**QUOTED TEXT:**
Why is it possible that using a binary search tree for implementing a dynamic set is not an improvement over using linked lists? A) Because they use pointers. B) Because a binary search tree may have multiple occurrences of the same key. C) Because the performance of search depends on the height which could be n. D) Because when searching in a tree we may have to consider both the left- and the right subtree.

C) Because the performance of search depends on the height which could be n.

We consider a binary search tree with as keys the numbers 1, … , 1000; there are no multiple occurrences of keys.We search a node with key 363. Which of the following sequences cannot be the keys of the nodes we visit while searching? A) 2, 252, 401, 398, 330, 344, 397, 363. B) 924, 220, 911, 244, 898, 258, 362, 363. C) 925, 202, 911, 240, 912, 245, 363. D) 2, 399, 387, 219, 266, 382, 381, 278, 363. E) 935, 278, 347, 621, 399, 392, 358, 363.

C) 925, 202, 911, 240, 912, 245, 363.

**TASK DETAILS:** Reproduce the entire binary search tree quiz above word for word.

**RECORD EXTRACTS:**
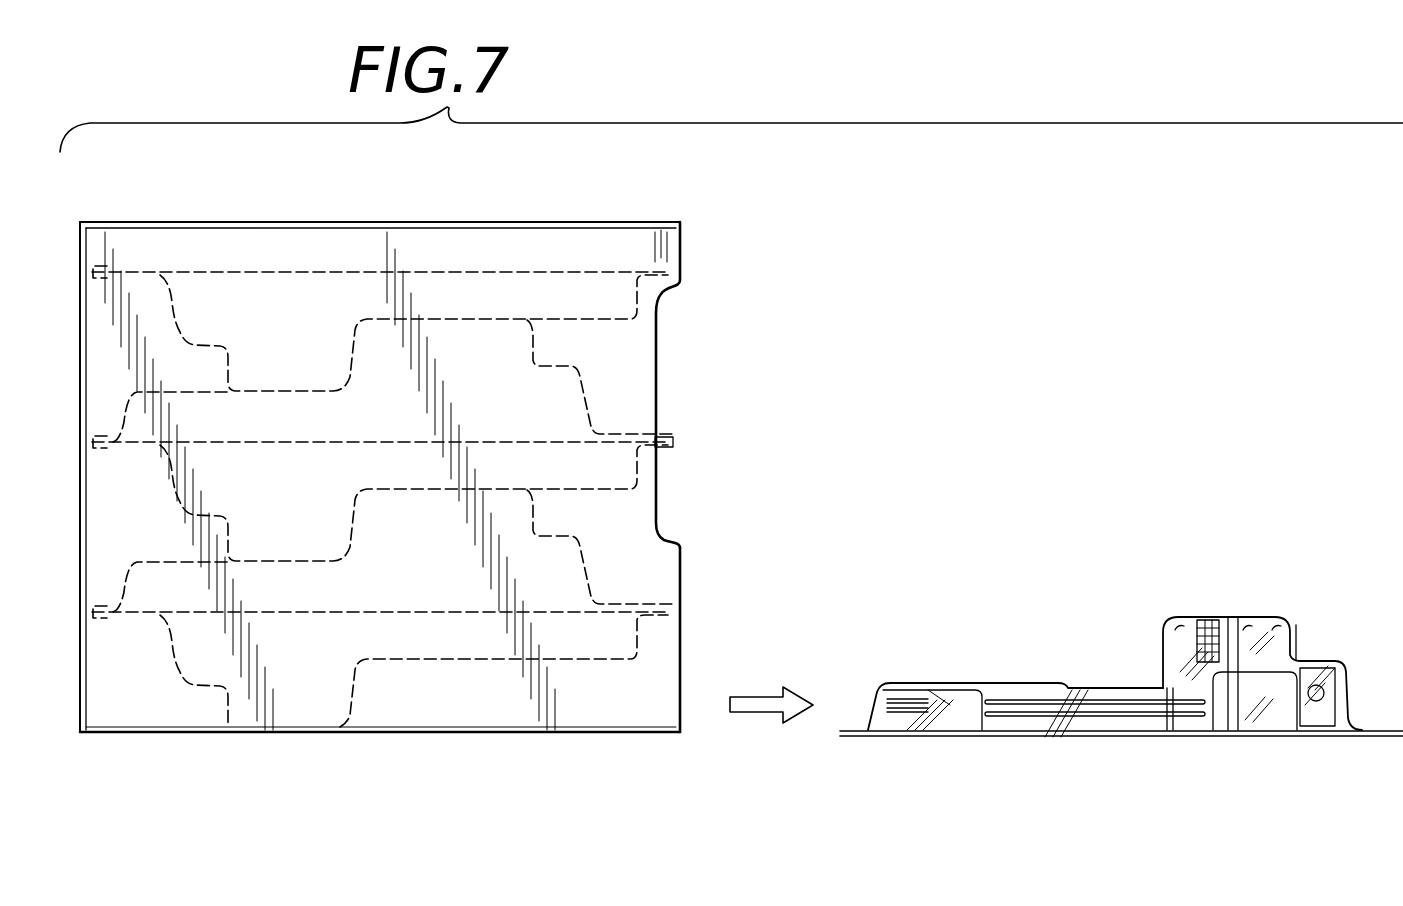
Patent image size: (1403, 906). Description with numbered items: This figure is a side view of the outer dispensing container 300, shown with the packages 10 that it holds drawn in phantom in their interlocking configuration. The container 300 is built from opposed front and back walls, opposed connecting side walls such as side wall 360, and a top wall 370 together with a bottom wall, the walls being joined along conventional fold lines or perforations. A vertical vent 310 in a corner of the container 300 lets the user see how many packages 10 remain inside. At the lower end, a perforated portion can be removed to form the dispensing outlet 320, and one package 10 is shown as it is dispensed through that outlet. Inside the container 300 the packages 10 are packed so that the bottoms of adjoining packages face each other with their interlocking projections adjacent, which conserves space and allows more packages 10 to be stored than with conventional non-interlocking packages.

The package 10 is at (380, 598).
The outer dispensing container 300 is at (697, 218).
The vertical vent 310 is at (658, 521).
The dispensing outlet 320 is at (680, 698).
The side wall 360 is at (133, 703).
The top wall 370 is at (312, 222).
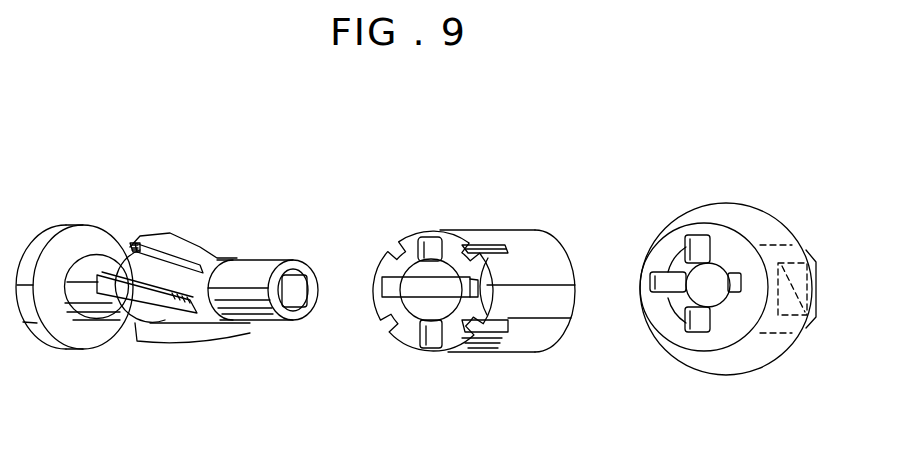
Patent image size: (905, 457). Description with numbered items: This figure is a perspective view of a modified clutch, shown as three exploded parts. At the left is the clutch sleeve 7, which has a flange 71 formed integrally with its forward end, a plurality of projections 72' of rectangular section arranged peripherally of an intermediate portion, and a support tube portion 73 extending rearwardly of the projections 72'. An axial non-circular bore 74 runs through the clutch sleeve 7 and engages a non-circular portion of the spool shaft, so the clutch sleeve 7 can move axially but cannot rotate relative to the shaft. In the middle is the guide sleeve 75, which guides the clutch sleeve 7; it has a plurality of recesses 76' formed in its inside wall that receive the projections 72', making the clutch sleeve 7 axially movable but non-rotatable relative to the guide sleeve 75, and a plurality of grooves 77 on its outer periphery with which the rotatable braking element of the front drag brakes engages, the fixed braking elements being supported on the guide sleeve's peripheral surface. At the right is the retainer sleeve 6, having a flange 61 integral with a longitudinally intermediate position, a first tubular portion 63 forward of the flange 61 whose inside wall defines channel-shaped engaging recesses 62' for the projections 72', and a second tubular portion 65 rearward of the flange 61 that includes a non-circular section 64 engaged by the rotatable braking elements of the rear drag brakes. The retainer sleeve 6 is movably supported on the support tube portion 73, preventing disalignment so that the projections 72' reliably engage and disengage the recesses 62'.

The retainer sleeve 6 is at (743, 198).
The flange 61 is at (773, 353).
The engaging recesses 62' is at (682, 253).
The first tubular portion 63 is at (725, 223).
The non-circular section 64 is at (812, 277).
The second tubular portion 65 is at (807, 253).
The clutch sleeve 7 is at (73, 220).
The flange 71 is at (38, 328).
The projections 72' is at (150, 238).
The support tube portion 73 is at (253, 280).
The non-circular bore 74 is at (294, 310).
The guide sleeve 75 is at (503, 229).
The recesses 76' is at (430, 338).
The grooves 77 is at (500, 335).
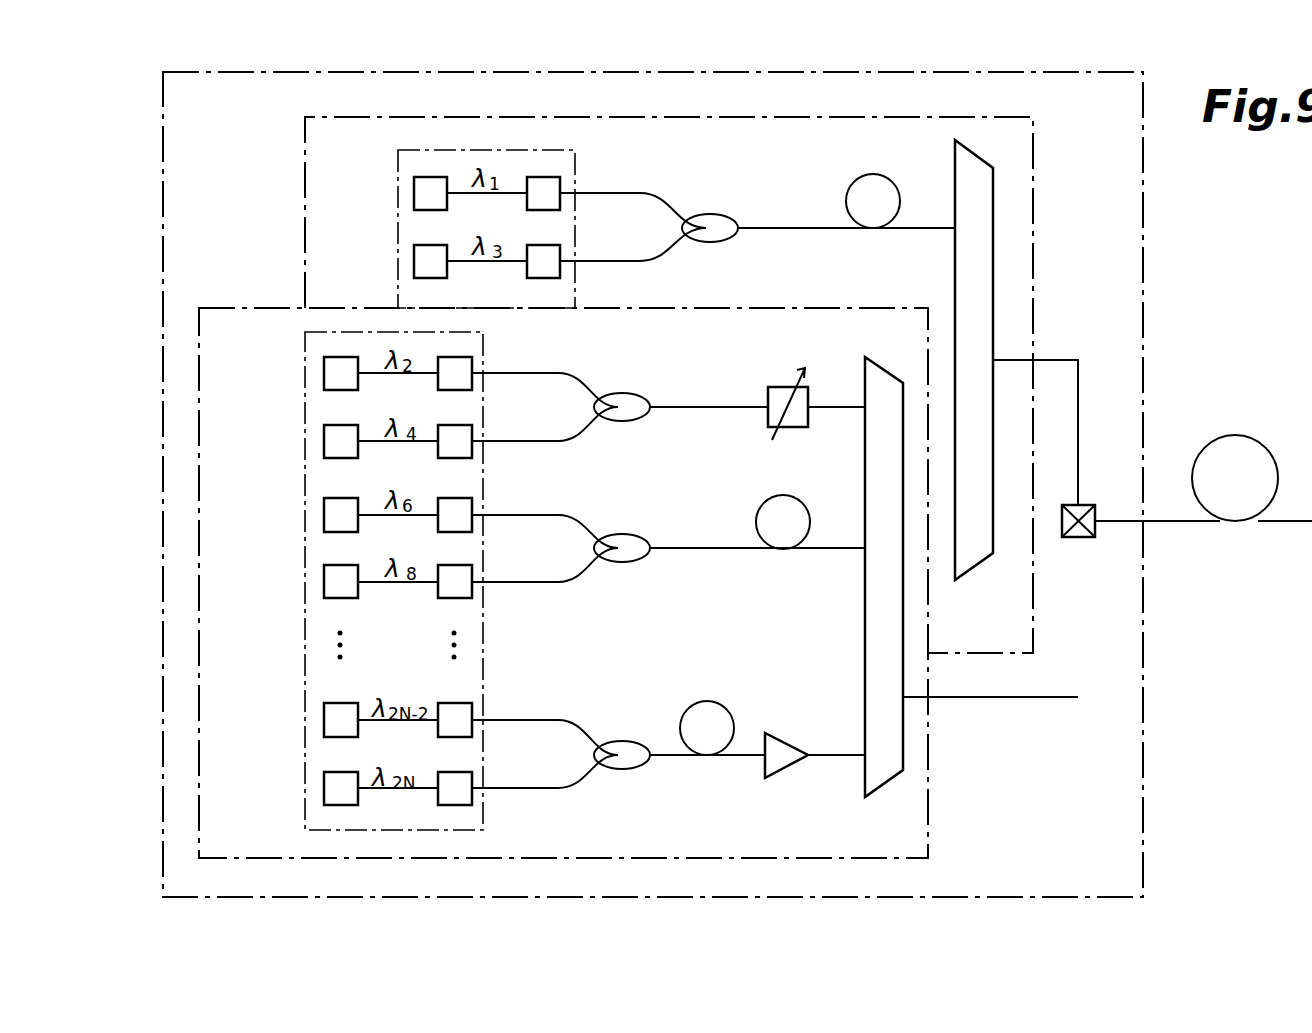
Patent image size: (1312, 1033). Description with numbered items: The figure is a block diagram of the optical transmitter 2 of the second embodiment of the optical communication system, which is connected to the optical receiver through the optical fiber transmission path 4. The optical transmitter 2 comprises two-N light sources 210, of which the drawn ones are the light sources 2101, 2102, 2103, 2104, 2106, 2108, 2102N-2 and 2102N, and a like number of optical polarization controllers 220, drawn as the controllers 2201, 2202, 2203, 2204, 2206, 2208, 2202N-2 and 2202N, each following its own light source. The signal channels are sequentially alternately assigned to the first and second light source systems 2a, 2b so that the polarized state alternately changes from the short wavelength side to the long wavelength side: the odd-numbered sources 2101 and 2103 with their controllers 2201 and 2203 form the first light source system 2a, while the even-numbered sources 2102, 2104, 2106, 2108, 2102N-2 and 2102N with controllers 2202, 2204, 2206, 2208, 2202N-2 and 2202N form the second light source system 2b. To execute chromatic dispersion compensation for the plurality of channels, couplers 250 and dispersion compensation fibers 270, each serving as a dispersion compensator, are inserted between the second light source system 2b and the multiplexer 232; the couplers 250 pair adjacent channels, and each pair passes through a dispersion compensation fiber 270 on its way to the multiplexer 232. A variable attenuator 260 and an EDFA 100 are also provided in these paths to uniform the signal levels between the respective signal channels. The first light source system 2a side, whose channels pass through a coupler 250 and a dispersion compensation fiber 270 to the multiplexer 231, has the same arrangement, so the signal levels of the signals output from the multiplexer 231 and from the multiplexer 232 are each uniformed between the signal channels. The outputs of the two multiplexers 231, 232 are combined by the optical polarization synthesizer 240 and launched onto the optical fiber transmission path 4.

The optical transmitter 2 is at (1143, 201).
The first light source system 2a is at (432, 149).
The second light source system 2b is at (305, 343).
The optical fiber transmission path 4 is at (1235, 435).
The EDFA 100 is at (793, 741).
The light sources 210 is at (327, 491).
The light source 2101 is at (414, 193).
The light source 2102 is at (324, 373).
The light source 2103 is at (414, 261).
The light source 2104 is at (324, 441).
The light source 2106 is at (324, 515).
The light source 2108 is at (324, 582).
The light source 2102N-2 is at (324, 720).
The light source 2102N is at (324, 788).
The optical polarization controllers 220 is at (543, 479).
The optical polarization controller 2201 is at (563, 187).
The optical polarization controller 2202 is at (474, 367).
The optical polarization controller 2203 is at (563, 255).
The optical polarization controller 2204 is at (474, 436).
The optical polarization controller 2206 is at (474, 509).
The optical polarization controller 2208 is at (474, 576).
The optical polarization controller 2202N-2 is at (474, 716).
The optical polarization controller 2202N is at (474, 784).
The multiplexer 231 is at (976, 570).
The multiplexer 232 is at (886, 785).
The optical polarization synthesizer 240 is at (1088, 539).
The coupler 250 is at (731, 241).
The variable attenuator 260 is at (776, 385).
The dispersion compensation fiber 270 is at (890, 180).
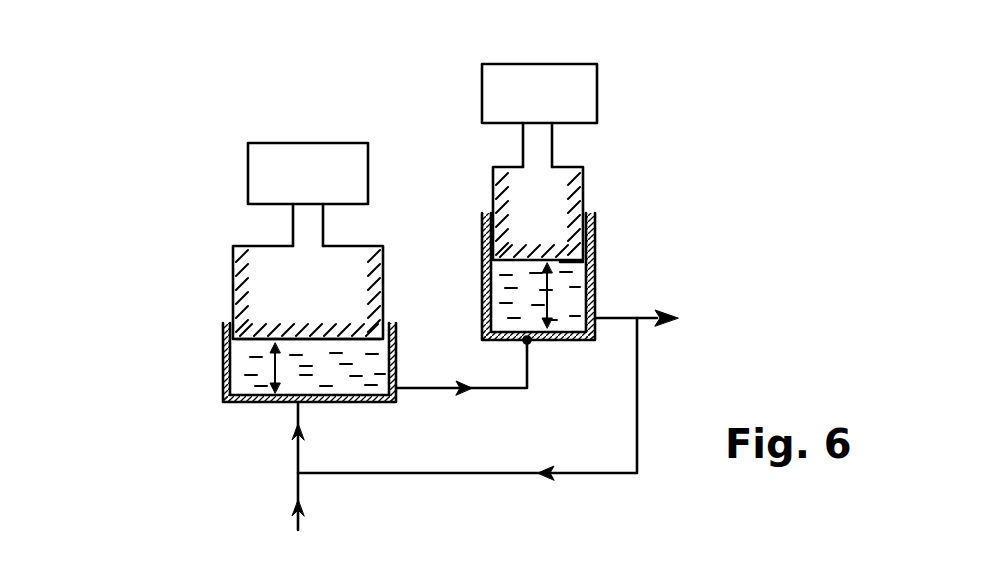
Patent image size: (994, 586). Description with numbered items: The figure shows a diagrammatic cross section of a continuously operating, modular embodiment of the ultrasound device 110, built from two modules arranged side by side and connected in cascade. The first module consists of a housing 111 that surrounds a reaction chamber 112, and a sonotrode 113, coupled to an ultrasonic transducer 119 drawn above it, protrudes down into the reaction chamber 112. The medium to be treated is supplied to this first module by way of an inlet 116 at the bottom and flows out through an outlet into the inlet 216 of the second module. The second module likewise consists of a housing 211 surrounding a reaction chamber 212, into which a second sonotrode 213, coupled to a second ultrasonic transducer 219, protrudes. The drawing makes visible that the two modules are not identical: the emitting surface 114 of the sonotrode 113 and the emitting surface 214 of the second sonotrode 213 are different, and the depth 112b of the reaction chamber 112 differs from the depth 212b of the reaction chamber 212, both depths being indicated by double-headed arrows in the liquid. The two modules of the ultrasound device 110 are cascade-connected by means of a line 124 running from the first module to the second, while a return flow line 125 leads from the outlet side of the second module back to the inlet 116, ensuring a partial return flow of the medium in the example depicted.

The ultrasound device 110 is at (663, 110).
The housing 111 is at (225, 363).
The reaction chamber 112 is at (303, 378).
The depth of the reaction chamber 112b is at (272, 375).
The sonotrode 113 is at (256, 288).
The emitting surface 114 is at (306, 338).
The inlet 116 is at (298, 452).
The ultrasonic transducer 119 is at (275, 168).
The line 124 is at (496, 389).
The return flow line 125 is at (492, 474).
The housing 211 is at (594, 248).
The reaction chamber 212 is at (567, 292).
The depth of the reaction chamber 212b is at (550, 300).
The second sonotrode 213 is at (528, 190).
The emitting surface 214 is at (560, 262).
The inlet 216 is at (529, 342).
The second ultrasonic transducer 219 is at (578, 87).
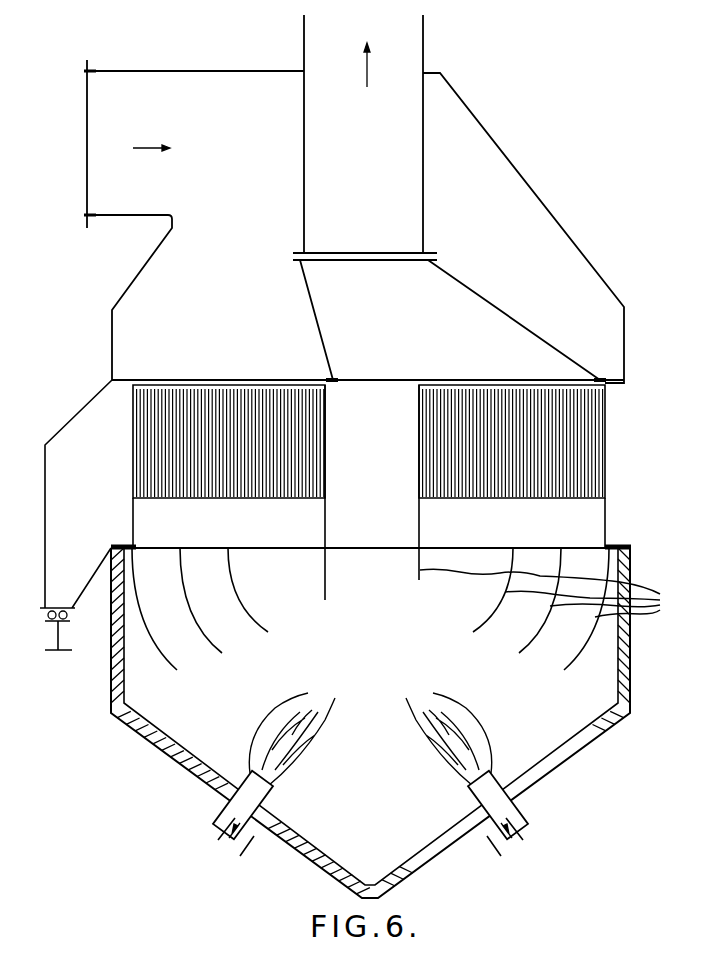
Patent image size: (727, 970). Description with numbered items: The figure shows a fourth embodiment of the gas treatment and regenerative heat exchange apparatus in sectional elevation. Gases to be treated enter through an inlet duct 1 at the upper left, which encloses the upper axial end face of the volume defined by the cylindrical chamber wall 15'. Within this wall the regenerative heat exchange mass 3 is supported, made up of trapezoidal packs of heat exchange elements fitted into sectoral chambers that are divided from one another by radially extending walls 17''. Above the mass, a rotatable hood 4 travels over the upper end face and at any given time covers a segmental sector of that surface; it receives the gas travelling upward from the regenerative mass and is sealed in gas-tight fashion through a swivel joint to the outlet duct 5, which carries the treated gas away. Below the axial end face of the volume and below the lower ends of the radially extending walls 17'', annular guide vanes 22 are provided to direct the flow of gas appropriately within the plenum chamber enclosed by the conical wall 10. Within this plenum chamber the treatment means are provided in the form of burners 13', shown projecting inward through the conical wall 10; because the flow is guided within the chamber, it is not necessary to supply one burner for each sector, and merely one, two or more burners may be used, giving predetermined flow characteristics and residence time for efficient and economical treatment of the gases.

**EXERCISE RESULT:**
Why is it possible that using a binary search tree for implementing a dynamic set is not an improvement over using linked lists? A) Because they use pointers. B) Because a binary search tree may have multiple occurrences of the same key. C) Because the performance of search depends on the height which could be n. D) Because when searching in a tree we may have to consider both the left- and the right subtree.

C) Because the performance of search depends on the height which could be n.

We consider a binary search tree with as keys the numbers 1, … , 1000; there are no multiple occurrences of keys.We search a node with key 363. Which of the following sequences cannot be the keys of the nodes we visit while searching? A) 2, 252, 401, 398, 330, 344, 397, 363. B) 924, 220, 911, 244, 898, 258, 362, 363. C) 925, 202, 911, 240, 912, 245, 363. D) 2, 399, 387, 219, 266, 382, 381, 278, 363. E) 935, 278, 347, 621, 399, 392, 358, 363.

C) 925, 202, 911, 240, 912, 245, 363.